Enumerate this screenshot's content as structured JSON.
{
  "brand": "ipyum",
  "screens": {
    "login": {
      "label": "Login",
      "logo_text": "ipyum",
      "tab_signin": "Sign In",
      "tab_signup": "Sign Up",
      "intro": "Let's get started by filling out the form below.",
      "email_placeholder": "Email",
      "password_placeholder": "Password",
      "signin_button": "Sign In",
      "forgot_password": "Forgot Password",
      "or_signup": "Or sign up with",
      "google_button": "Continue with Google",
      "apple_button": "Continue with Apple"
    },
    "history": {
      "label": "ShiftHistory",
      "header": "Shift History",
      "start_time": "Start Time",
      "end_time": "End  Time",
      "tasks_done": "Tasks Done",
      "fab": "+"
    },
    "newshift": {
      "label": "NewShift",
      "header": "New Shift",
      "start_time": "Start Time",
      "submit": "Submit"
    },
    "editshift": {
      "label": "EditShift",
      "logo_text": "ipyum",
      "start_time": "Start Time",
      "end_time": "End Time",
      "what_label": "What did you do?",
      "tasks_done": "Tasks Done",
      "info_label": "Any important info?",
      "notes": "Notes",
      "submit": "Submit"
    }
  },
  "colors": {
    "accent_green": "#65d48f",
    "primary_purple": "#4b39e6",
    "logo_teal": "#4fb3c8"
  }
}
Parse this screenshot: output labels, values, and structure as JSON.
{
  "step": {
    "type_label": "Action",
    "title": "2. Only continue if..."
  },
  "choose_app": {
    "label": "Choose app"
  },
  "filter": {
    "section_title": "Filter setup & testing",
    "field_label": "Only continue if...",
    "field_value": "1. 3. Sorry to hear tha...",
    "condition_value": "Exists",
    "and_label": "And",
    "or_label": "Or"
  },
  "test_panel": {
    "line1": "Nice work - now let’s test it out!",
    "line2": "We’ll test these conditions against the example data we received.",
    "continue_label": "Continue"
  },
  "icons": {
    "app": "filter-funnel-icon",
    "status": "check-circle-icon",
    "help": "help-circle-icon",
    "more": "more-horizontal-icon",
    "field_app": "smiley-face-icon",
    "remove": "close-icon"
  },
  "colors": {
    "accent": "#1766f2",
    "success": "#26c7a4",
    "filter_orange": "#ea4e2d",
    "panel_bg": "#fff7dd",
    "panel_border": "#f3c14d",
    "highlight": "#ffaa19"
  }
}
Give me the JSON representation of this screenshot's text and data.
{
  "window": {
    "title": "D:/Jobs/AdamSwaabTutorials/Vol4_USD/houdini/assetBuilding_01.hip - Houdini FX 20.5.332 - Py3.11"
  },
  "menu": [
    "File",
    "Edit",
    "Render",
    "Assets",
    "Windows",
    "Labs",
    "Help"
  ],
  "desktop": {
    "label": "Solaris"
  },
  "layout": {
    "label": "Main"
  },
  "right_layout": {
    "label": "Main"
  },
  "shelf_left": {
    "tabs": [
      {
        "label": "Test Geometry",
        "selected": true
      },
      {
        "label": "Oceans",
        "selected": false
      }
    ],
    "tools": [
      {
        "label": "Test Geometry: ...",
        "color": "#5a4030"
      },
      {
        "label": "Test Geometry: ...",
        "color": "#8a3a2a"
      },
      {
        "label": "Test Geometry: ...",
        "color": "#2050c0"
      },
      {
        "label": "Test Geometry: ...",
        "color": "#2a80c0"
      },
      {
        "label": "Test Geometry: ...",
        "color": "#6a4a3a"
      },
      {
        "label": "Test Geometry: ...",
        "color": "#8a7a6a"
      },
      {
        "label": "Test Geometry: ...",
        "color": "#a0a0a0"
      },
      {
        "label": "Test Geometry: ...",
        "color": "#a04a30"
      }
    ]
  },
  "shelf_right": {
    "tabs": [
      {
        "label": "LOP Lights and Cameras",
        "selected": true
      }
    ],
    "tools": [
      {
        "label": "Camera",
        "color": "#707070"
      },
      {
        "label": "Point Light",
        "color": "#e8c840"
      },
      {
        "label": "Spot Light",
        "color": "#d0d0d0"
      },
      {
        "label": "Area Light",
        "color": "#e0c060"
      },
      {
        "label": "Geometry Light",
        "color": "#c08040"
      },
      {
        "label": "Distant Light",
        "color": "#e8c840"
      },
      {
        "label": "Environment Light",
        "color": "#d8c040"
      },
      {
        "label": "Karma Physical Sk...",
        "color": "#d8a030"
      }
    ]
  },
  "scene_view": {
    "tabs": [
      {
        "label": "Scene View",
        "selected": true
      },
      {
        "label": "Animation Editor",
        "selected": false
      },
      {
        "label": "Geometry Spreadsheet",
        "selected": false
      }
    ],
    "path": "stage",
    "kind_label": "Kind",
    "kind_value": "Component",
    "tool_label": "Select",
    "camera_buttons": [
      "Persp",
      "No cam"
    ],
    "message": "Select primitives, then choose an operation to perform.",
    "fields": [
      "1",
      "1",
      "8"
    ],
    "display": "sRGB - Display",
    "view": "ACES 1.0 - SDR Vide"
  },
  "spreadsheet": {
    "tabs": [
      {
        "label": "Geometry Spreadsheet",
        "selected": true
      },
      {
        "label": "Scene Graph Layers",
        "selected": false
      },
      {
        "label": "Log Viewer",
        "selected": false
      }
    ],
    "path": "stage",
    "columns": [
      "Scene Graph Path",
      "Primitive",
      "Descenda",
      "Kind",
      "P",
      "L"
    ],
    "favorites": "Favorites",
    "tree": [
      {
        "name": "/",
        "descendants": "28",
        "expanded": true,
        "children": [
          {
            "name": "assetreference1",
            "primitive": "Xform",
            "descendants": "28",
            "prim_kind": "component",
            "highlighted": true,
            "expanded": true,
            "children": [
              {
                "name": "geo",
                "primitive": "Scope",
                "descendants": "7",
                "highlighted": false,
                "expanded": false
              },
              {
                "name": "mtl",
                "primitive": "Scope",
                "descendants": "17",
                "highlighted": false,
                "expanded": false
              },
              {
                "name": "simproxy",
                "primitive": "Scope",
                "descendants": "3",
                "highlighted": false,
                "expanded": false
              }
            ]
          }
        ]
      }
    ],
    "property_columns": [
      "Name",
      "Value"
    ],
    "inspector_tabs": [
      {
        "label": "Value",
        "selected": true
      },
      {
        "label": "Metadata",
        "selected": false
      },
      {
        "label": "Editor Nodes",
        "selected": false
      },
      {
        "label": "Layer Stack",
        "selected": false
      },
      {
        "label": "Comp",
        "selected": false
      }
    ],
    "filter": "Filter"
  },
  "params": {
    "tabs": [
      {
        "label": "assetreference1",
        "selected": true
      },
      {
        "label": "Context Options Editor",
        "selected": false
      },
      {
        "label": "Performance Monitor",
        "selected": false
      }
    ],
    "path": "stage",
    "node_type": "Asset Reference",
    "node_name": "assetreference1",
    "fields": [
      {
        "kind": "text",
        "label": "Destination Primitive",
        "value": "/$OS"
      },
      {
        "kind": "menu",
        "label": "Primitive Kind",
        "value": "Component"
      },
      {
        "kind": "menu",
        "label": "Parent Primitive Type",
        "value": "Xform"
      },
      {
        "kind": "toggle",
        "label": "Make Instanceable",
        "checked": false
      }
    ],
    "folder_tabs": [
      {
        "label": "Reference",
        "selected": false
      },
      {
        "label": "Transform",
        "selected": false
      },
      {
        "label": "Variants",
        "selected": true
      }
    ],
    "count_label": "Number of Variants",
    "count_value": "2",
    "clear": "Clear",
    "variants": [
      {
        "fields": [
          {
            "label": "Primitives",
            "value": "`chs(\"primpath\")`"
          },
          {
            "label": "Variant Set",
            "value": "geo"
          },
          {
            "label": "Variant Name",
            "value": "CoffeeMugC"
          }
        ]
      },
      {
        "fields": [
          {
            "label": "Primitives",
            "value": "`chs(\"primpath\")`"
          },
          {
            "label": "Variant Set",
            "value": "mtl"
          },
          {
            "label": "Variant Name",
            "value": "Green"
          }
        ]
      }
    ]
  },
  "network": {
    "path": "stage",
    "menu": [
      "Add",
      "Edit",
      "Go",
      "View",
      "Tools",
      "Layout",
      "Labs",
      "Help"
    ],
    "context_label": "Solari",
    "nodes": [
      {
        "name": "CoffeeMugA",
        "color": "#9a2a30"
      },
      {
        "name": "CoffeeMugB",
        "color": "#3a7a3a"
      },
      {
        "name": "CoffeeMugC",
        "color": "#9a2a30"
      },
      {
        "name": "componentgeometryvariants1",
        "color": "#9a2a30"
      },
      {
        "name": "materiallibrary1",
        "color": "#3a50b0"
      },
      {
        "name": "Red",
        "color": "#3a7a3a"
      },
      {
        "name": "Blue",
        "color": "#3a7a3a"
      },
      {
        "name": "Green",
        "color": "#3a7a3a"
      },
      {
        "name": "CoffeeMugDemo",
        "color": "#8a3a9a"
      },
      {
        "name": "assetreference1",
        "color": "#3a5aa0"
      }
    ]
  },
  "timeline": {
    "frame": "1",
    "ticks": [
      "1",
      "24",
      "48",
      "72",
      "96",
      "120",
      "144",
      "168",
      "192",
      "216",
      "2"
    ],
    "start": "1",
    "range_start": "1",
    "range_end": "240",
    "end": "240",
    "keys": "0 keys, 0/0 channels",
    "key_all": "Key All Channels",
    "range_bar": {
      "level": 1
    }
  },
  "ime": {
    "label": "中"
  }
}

**Required work**
Above are the entries; count how many of their lines contain the word "circle" and give only that number.

**Answer to the task**
2